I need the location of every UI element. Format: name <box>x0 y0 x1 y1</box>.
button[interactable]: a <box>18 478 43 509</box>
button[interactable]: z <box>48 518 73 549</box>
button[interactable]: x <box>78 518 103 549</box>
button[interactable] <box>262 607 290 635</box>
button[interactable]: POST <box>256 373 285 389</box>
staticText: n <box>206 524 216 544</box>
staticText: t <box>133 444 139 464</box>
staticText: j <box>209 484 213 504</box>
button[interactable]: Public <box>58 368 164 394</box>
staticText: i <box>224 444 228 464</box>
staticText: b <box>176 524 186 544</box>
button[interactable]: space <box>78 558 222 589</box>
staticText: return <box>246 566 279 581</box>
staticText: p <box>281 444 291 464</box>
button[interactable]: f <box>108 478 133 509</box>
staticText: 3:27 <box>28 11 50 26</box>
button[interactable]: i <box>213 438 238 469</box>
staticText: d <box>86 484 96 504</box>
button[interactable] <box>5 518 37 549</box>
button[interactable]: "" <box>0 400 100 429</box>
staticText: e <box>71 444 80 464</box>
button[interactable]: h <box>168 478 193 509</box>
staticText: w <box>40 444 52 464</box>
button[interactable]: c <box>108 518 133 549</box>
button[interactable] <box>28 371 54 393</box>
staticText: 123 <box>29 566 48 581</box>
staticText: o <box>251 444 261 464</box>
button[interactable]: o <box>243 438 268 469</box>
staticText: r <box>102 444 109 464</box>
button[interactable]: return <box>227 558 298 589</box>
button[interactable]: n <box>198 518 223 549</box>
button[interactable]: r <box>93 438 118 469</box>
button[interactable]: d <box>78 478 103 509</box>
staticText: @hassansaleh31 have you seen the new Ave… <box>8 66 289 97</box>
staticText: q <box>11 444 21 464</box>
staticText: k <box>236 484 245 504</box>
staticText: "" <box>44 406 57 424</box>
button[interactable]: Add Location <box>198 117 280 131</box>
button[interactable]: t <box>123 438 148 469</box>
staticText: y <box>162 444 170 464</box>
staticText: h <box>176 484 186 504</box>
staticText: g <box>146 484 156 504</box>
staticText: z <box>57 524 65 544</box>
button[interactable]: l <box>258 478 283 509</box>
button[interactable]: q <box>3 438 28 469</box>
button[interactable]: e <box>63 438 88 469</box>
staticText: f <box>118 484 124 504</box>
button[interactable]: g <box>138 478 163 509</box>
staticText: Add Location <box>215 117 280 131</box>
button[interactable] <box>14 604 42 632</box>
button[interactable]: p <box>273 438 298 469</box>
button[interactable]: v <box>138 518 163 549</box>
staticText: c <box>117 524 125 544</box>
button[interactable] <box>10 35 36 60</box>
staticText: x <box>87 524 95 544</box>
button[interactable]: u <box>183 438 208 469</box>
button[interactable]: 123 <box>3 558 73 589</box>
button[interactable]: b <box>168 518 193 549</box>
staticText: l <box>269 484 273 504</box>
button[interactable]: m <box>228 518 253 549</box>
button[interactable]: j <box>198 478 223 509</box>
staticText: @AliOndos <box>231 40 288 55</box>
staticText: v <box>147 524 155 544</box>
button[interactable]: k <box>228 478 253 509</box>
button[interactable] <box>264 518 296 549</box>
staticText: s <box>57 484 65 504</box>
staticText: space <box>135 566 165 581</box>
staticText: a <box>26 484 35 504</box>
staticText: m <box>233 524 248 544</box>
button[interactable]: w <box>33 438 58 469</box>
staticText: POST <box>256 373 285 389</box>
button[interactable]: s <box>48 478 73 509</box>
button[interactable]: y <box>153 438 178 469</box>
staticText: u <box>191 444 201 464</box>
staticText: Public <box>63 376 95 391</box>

════

**Job:** Copy the material above unchanged, from its first line up to and including the line with "button[interactable]: Add Location".

**Completed exercise:**
I need the location of every UI element. Format: name <box>x0 y0 x1 y1</box>.
button[interactable]: a <box>18 478 43 509</box>
button[interactable]: z <box>48 518 73 549</box>
button[interactable]: x <box>78 518 103 549</box>
button[interactable] <box>262 607 290 635</box>
button[interactable]: POST <box>256 373 285 389</box>
staticText: n <box>206 524 216 544</box>
staticText: t <box>133 444 139 464</box>
staticText: j <box>209 484 213 504</box>
button[interactable]: Public <box>58 368 164 394</box>
staticText: i <box>224 444 228 464</box>
staticText: b <box>176 524 186 544</box>
button[interactable]: space <box>78 558 222 589</box>
staticText: return <box>246 566 279 581</box>
staticText: p <box>281 444 291 464</box>
button[interactable]: f <box>108 478 133 509</box>
staticText: 3:27 <box>28 11 50 26</box>
button[interactable]: i <box>213 438 238 469</box>
staticText: d <box>86 484 96 504</box>
button[interactable] <box>5 518 37 549</box>
button[interactable]: "" <box>0 400 100 429</box>
staticText: e <box>71 444 80 464</box>
button[interactable]: h <box>168 478 193 509</box>
staticText: w <box>40 444 52 464</box>
button[interactable]: c <box>108 518 133 549</box>
button[interactable] <box>28 371 54 393</box>
staticText: 123 <box>29 566 48 581</box>
staticText: o <box>251 444 261 464</box>
button[interactable]: o <box>243 438 268 469</box>
staticText: r <box>102 444 109 464</box>
button[interactable]: return <box>227 558 298 589</box>
button[interactable]: n <box>198 518 223 549</box>
button[interactable]: r <box>93 438 118 469</box>
button[interactable]: d <box>78 478 103 509</box>
staticText: @hassansaleh31 have you seen the new Ave… <box>8 66 289 97</box>
staticText: q <box>11 444 21 464</box>
staticText: k <box>236 484 245 504</box>
staticText: "" <box>44 406 57 424</box>
button[interactable]: Add Location <box>198 117 280 131</box>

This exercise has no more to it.